- [Aim] Copy each record exactly as it reads, leaving out any pictures it holds.

── Data records

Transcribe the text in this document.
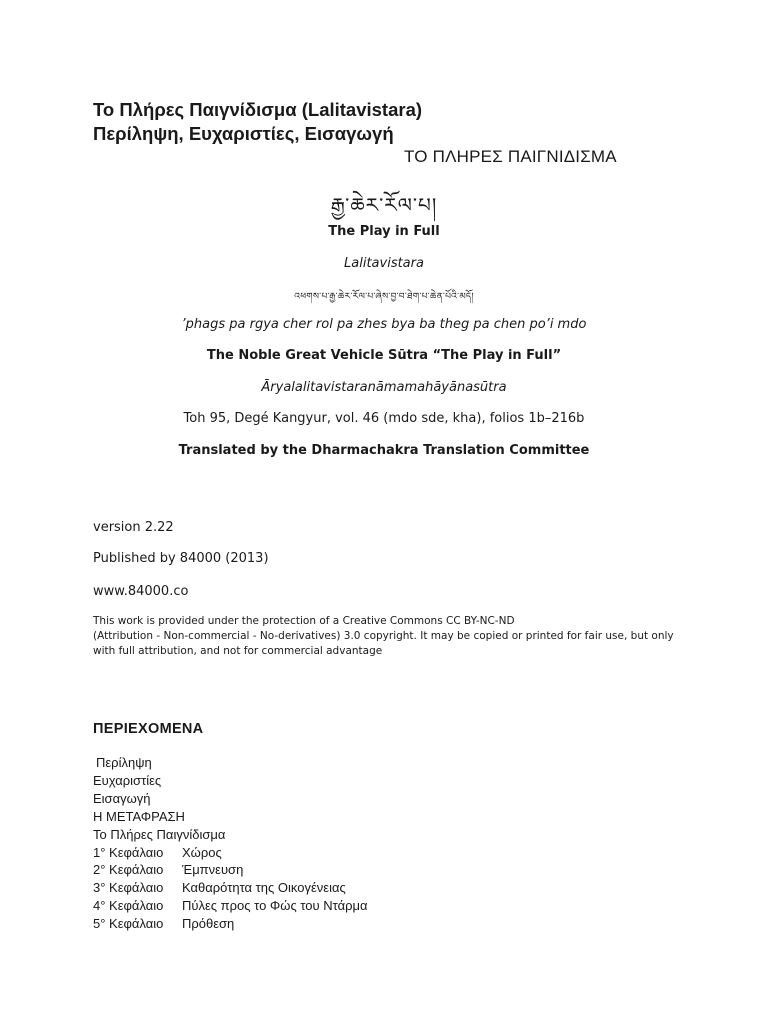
Το Πλήρες Παιγνίδισμα (Lalitavistara)
Περίληψη, Ευχαριστίες, Εισαγωγή
ΤΟ ΠΛΗΡΕΣ ΠΑΙΓΝΙΔΙΣΜΑ
རྒྱ་ཆེར་རོལ་པ།
The Play in Full
Lalitavistara
འཕགས་པ་རྒྱ་ཆེར་རོལ་པ་ཞེས་བྱ་བ་ཐེག་པ་ཆེན་པོའི་མདོ།
’phags pa rgya cher rol pa zhes bya ba theg pa chen po’i mdo
The Noble Great Vehicle Sūtra “The Play in Full”
Āryalalitavistaranāmamahāyānasūtra
Toh 95, Degé Kangyur, vol. 46 (mdo sde, kha), folios 1b–216b
Translated by the Dharmachakra Translation Committee
version 2.22
Published by 84000 (2013)
www.84000.co
This work is provided under the protection of a Creative Commons CC BY-NC-ND
(Attribution - Non-commercial - No-derivatives) 3.0 copyright. It may be copied or printed for fair use, but only
with full attribution, and not for commercial advantage
ΠΕΡΙΕΧΟΜΕΝΑ
Περίληψη
Ευχαριστίες
Εισαγωγή
Η ΜΕΤΑΦΡΑΣΗ
Το Πλήρες Παιγνίδισμα
1° Κεφάλαιο Χώρος
2° Κεφάλαιο Έμπνευση
3° Κεφάλαιο Καθαρότητα της Οικογένειας
4° Κεφάλαιο Πύλες προς το Φώς του Ντάρμα
5° Κεφάλαιο Πρόθεση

────

- [Answer to the problem]
Transcribe the text in this document.
Το Πλήρες Παιγνίδισμα (Lalitavistara)
Περίληψη, Ευχαριστίες, Εισαγωγή
ΤΟ ΠΛΗΡΕΣ ΠΑΙΓΝΙΔΙΣΜΑ
རྒྱ་ཆེར་རོལ་པ།
The Play in Full
Lalitavistara
འཕགས་པ་རྒྱ་ཆེར་རོལ་པ་ཞེས་བྱ་བ་ཐེག་པ་ཆེན་པོའི་མདོ།
’phags pa rgya cher rol pa zhes bya ba theg pa chen po’i mdo
The Noble Great Vehicle Sūtra “The Play in Full”
Āryalalitavistaranāmamahāyānasūtra
Toh 95, Degé Kangyur, vol. 46 (mdo sde, kha), folios 1b–216b
Translated by the Dharmachakra Translation Committee
version 2.22
Published by 84000 (2013)
www.84000.co
This work is provided under the protection of a Creative Commons CC BY-NC-ND
(Attribution - Non-commercial - No-derivatives) 3.0 copyright. It may be copied or printed for fair use, but only
with full attribution, and not for commercial advantage
ΠΕΡΙΕΧΟΜΕΝΑ
Περίληψη
Ευχαριστίες
Εισαγωγή
Η ΜΕΤΑΦΡΑΣΗ
Το Πλήρες Παιγνίδισμα
1° Κεφάλαιο Χώρος
2° Κεφάλαιο Έμπνευση
3° Κεφάλαιο Καθαρότητα της Οικογένειας
4° Κεφάλαιο Πύλες προς το Φώς του Ντάρμα
5° Κεφάλαιο Πρόθεση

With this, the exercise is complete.